**Prompt**
Convert each line of the listing into a Markdown table with the columns Row and Line, numbering the lines in order and omitting any blank ones.

**Records for the exercise**

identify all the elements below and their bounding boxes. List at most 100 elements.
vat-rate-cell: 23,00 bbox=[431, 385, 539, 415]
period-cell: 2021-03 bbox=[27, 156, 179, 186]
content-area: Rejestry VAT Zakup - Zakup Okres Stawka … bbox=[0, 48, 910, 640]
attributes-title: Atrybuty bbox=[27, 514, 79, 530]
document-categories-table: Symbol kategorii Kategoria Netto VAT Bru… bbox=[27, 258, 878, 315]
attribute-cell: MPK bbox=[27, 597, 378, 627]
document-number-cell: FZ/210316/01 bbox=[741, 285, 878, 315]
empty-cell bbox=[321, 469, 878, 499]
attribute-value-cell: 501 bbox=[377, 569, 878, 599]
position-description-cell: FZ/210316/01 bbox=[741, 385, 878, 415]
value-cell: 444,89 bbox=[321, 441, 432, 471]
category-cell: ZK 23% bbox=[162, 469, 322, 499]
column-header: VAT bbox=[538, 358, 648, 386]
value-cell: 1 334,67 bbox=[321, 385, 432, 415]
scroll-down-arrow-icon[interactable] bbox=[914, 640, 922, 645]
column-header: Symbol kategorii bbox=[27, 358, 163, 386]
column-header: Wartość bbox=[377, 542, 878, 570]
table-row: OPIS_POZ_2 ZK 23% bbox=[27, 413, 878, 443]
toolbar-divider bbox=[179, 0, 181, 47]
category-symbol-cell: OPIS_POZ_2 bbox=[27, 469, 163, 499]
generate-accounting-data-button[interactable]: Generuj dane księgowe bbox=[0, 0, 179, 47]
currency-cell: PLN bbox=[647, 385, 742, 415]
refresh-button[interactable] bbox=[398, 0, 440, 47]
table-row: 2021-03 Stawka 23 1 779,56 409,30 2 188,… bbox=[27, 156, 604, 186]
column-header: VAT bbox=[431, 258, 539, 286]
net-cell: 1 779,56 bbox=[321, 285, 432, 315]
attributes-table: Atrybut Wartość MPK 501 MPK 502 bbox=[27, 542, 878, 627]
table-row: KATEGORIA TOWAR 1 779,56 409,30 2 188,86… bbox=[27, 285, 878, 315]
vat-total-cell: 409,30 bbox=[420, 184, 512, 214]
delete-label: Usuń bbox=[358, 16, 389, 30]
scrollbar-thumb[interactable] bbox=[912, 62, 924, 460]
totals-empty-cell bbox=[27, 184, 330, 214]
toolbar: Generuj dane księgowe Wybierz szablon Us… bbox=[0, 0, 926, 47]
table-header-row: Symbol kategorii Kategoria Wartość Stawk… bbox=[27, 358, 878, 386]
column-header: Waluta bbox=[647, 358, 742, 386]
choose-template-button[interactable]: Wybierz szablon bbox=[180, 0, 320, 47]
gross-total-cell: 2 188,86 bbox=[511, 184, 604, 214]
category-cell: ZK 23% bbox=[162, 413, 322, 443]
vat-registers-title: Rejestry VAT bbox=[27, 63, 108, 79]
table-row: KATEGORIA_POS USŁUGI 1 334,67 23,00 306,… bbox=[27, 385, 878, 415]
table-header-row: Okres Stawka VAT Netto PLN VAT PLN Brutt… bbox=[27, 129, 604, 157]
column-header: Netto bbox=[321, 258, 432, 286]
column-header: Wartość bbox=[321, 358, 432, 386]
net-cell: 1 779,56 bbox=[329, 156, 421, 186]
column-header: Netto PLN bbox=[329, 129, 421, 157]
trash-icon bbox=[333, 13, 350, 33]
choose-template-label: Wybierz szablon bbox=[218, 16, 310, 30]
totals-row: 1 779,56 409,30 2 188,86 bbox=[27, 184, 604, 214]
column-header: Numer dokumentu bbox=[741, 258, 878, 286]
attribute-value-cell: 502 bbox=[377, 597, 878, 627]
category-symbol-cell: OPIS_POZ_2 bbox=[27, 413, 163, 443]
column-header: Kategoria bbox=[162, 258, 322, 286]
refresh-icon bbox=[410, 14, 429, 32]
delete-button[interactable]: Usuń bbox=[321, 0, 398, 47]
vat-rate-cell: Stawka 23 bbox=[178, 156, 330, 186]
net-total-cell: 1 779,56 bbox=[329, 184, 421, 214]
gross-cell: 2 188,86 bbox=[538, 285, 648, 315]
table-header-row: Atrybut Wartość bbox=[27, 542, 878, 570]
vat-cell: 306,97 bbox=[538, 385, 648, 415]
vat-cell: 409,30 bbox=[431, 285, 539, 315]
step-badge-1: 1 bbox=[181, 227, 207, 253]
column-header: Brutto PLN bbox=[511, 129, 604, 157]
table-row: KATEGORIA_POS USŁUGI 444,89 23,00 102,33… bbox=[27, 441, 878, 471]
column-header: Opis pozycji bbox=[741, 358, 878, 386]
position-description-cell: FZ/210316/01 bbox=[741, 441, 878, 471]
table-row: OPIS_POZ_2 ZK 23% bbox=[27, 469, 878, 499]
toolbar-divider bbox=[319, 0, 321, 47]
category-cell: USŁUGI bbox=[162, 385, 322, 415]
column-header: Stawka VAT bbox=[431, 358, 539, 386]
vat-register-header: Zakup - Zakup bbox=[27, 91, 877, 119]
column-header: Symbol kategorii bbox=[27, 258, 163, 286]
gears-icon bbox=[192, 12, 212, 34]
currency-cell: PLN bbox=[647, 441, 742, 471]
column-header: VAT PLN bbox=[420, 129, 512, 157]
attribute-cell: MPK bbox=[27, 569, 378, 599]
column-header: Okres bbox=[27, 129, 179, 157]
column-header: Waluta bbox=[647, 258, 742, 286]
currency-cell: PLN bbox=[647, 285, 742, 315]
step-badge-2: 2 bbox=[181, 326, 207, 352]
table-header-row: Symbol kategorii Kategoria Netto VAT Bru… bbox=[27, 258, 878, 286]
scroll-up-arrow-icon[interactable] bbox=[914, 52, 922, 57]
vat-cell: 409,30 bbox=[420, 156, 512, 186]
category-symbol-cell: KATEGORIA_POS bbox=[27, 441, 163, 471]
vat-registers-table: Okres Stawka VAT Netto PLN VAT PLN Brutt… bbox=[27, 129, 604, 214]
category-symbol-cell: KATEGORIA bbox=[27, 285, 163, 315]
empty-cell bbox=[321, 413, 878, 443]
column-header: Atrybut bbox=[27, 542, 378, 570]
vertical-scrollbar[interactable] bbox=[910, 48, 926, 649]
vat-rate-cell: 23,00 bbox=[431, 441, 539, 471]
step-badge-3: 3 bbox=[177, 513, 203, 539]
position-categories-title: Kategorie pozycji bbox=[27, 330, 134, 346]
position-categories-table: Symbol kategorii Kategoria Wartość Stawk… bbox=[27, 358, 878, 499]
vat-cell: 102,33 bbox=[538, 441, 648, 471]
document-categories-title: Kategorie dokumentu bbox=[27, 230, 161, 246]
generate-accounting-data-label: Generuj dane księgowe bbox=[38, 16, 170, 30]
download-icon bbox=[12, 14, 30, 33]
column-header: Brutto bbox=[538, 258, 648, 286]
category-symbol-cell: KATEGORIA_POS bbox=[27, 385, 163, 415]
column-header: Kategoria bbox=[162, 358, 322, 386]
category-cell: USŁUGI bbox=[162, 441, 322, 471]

**Response**
| Row | Line |
|---|---|
| 1 | identify all the elements below and their bounding boxes. List at most 100 elements. |
| 2 | vat-rate-cell: 23,00 bbox=[431, 385, 539, 415] |
| 3 | period-cell: 2021-03 bbox=[27, 156, 179, 186] |
| 4 | content-area: Rejestry VAT Zakup - Zakup Okres Stawka … bbox=[0, 48, 910, 640] |
| 5 | attributes-title: Atrybuty bbox=[27, 514, 79, 530] |
| 6 | document-categories-table: Symbol kategorii Kategoria Netto VAT Bru… bbox=[27, 258, 878, 315] |
| 7 | attribute-cell: MPK bbox=[27, 597, 378, 627] |
| 8 | document-number-cell: FZ/210316/01 bbox=[741, 285, 878, 315] |
| 9 | empty-cell bbox=[321, 469, 878, 499] |
| 10 | attribute-value-cell: 501 bbox=[377, 569, 878, 599] |
| 11 | position-description-cell: FZ/210316/01 bbox=[741, 385, 878, 415] |
| 12 | value-cell: 444,89 bbox=[321, 441, 432, 471] |
| 13 | category-cell: ZK 23% bbox=[162, 469, 322, 499] |
| 14 | column-header: VAT bbox=[538, 358, 648, 386] |
| 15 | value-cell: 1 334,67 bbox=[321, 385, 432, 415] |
| 16 | scroll-down-arrow-icon[interactable] bbox=[914, 640, 922, 645] |
| 17 | column-header: Symbol kategorii bbox=[27, 358, 163, 386] |
| 18 | column-header: Wartość bbox=[377, 542, 878, 570] |
| 19 | table-row: OPIS_POZ_2 ZK 23% bbox=[27, 413, 878, 443] |
| 20 | toolbar-divider bbox=[179, 0, 181, 47] |
| 21 | category-symbol-cell: OPIS_POZ_2 bbox=[27, 469, 163, 499] |
| 22 | generate-accounting-data-button[interactable]: Generuj dane księgowe bbox=[0, 0, 179, 47] |
| 23 | currency-cell: PLN bbox=[647, 385, 742, 415] |
| 24 | refresh-button[interactable] bbox=[398, 0, 440, 47] |
| 25 | table-row: 2021-03 Stawka 23 1 779,56 409,30 2 188,… bbox=[27, 156, 604, 186] |
| 26 | column-header: VAT bbox=[431, 258, 539, 286] |
| 27 | net-cell: 1 779,56 bbox=[321, 285, 432, 315] |
| 28 | attributes-table: Atrybut Wartość MPK 501 MPK 502 bbox=[27, 542, 878, 627] |
| 29 | table-row: KATEGORIA TOWAR 1 779,56 409,30 2 188,86… bbox=[27, 285, 878, 315] |
| 30 | vat-total-cell: 409,30 bbox=[420, 184, 512, 214] |
| 31 | delete-label: Usuń bbox=[358, 16, 389, 30] |
| 32 | scrollbar-thumb[interactable] bbox=[912, 62, 924, 460] |
| 33 | totals-empty-cell bbox=[27, 184, 330, 214] |
| 34 | toolbar: Generuj dane księgowe Wybierz szablon Us… bbox=[0, 0, 926, 47] |
| 35 | table-header-row: Symbol kategorii Kategoria Wartość Stawk… bbox=[27, 358, 878, 386] |
| 36 | column-header: Waluta bbox=[647, 358, 742, 386] |
| 37 | choose-template-button[interactable]: Wybierz szablon bbox=[180, 0, 320, 47] |
| 38 | gross-total-cell: 2 188,86 bbox=[511, 184, 604, 214] |
| 39 | category-cell: ZK 23% bbox=[162, 413, 322, 443] |
| 40 | vat-registers-title: Rejestry VAT bbox=[27, 63, 108, 79] |
| 41 | table-row: KATEGORIA_POS USŁUGI 1 334,67 23,00 306,… bbox=[27, 385, 878, 415] |
| 42 | table-header-row: Okres Stawka VAT Netto PLN VAT PLN Brutt… bbox=[27, 129, 604, 157] |
| 43 | column-header: Netto bbox=[321, 258, 432, 286] |
| 44 | column-header: Wartość bbox=[321, 358, 432, 386] |
| 45 | net-cell: 1 779,56 bbox=[329, 156, 421, 186] |
| 46 | column-header: Netto PLN bbox=[329, 129, 421, 157] |
| 47 | trash-icon bbox=[333, 13, 350, 33] |
| 48 | choose-template-label: Wybierz szablon bbox=[218, 16, 310, 30] |
| 49 | totals-row: 1 779,56 409,30 2 188,86 bbox=[27, 184, 604, 214] |
| 50 | column-header: Numer dokumentu bbox=[741, 258, 878, 286] |
| 51 | attribute-value-cell: 502 bbox=[377, 597, 878, 627] |
| 52 | category-symbol-cell: OPIS_POZ_2 bbox=[27, 413, 163, 443] |
| 53 | column-header: Kategoria bbox=[162, 258, 322, 286] |
| 54 | refresh-icon bbox=[410, 14, 429, 32] |
| 55 | delete-button[interactable]: Usuń bbox=[321, 0, 398, 47] |
| 56 | vat-rate-cell: Stawka 23 bbox=[178, 156, 330, 186] |
| 57 | net-total-cell: 1 779,56 bbox=[329, 184, 421, 214] |
| 58 | gross-cell: 2 188,86 bbox=[538, 285, 648, 315] |
| 59 | table-header-row: Atrybut Wartość bbox=[27, 542, 878, 570] |
| 60 | vat-cell: 306,97 bbox=[538, 385, 648, 415] |
| 61 | vat-cell: 409,30 bbox=[431, 285, 539, 315] |
| 62 | step-badge-1: 1 bbox=[181, 227, 207, 253] |
| 63 | column-header: Brutto PLN bbox=[511, 129, 604, 157] |
| 64 | table-row: KATEGORIA_POS USŁUGI 444,89 23,00 102,33… bbox=[27, 441, 878, 471] |
| 65 | column-header: Opis pozycji bbox=[741, 358, 878, 386] |
| 66 | position-description-cell: FZ/210316/01 bbox=[741, 441, 878, 471] |
| 67 | table-row: OPIS_POZ_2 ZK 23% bbox=[27, 469, 878, 499] |
| 68 | toolbar-divider bbox=[319, 0, 321, 47] |
| 69 | category-cell: USŁUGI bbox=[162, 385, 322, 415] |
| 70 | column-header: Stawka VAT bbox=[431, 358, 539, 386] |
| 71 | vat-register-header: Zakup - Zakup bbox=[27, 91, 877, 119] |
| 72 | column-header: Symbol kategorii bbox=[27, 258, 163, 286] |
| 73 | gears-icon bbox=[192, 12, 212, 34] |
| 74 | currency-cell: PLN bbox=[647, 441, 742, 471] |
| 75 | column-header: VAT PLN bbox=[420, 129, 512, 157] |
| 76 | attribute-cell: MPK bbox=[27, 569, 378, 599] |
| 77 | column-header: Okres bbox=[27, 129, 179, 157] |
| 78 | column-header: Waluta bbox=[647, 258, 742, 286] |
| 79 | currency-cell: PLN bbox=[647, 285, 742, 315] |
| 80 | step-badge-2: 2 bbox=[181, 326, 207, 352] |
| 81 | table-header-row: Symbol kategorii Kategoria Netto VAT Bru… bbox=[27, 258, 878, 286] |
| 82 | scroll-up-arrow-icon[interactable] bbox=[914, 52, 922, 57] |
| 83 | vat-cell: 409,30 bbox=[420, 156, 512, 186] |
| 84 | category-symbol-cell: KATEGORIA_POS bbox=[27, 441, 163, 471] |
| 85 | vat-registers-table: Okres Stawka VAT Netto PLN VAT PLN Brutt… bbox=[27, 129, 604, 214] |
| 86 | category-symbol-cell: KATEGORIA bbox=[27, 285, 163, 315] |
| 87 | empty-cell bbox=[321, 413, 878, 443] |
| 88 | column-header: Atrybut bbox=[27, 542, 378, 570] |
| 89 | vertical-scrollbar[interactable] bbox=[910, 48, 926, 649] |
| 90 | vat-rate-cell: 23,00 bbox=[431, 441, 539, 471] |
| 91 | step-badge-3: 3 bbox=[177, 513, 203, 539] |
| 92 | position-categories-title: Kategorie pozycji bbox=[27, 330, 134, 346] |
| 93 | position-categories-table: Symbol kategorii Kategoria Wartość Stawk… bbox=[27, 358, 878, 499] |
| 94 | vat-cell: 102,33 bbox=[538, 441, 648, 471] |
| 95 | document-categories-title: Kategorie dokumentu bbox=[27, 230, 161, 246] |
| 96 | generate-accounting-data-label: Generuj dane księgowe bbox=[38, 16, 170, 30] |
| 97 | download-icon bbox=[12, 14, 30, 33] |
| 98 | column-header: Brutto bbox=[538, 258, 648, 286] |
| 99 | category-symbol-cell: KATEGORIA_POS bbox=[27, 385, 163, 415] |
| 100 | column-header: Kategoria bbox=[162, 358, 322, 386] |
| 101 | category-cell: USŁUGI bbox=[162, 441, 322, 471] |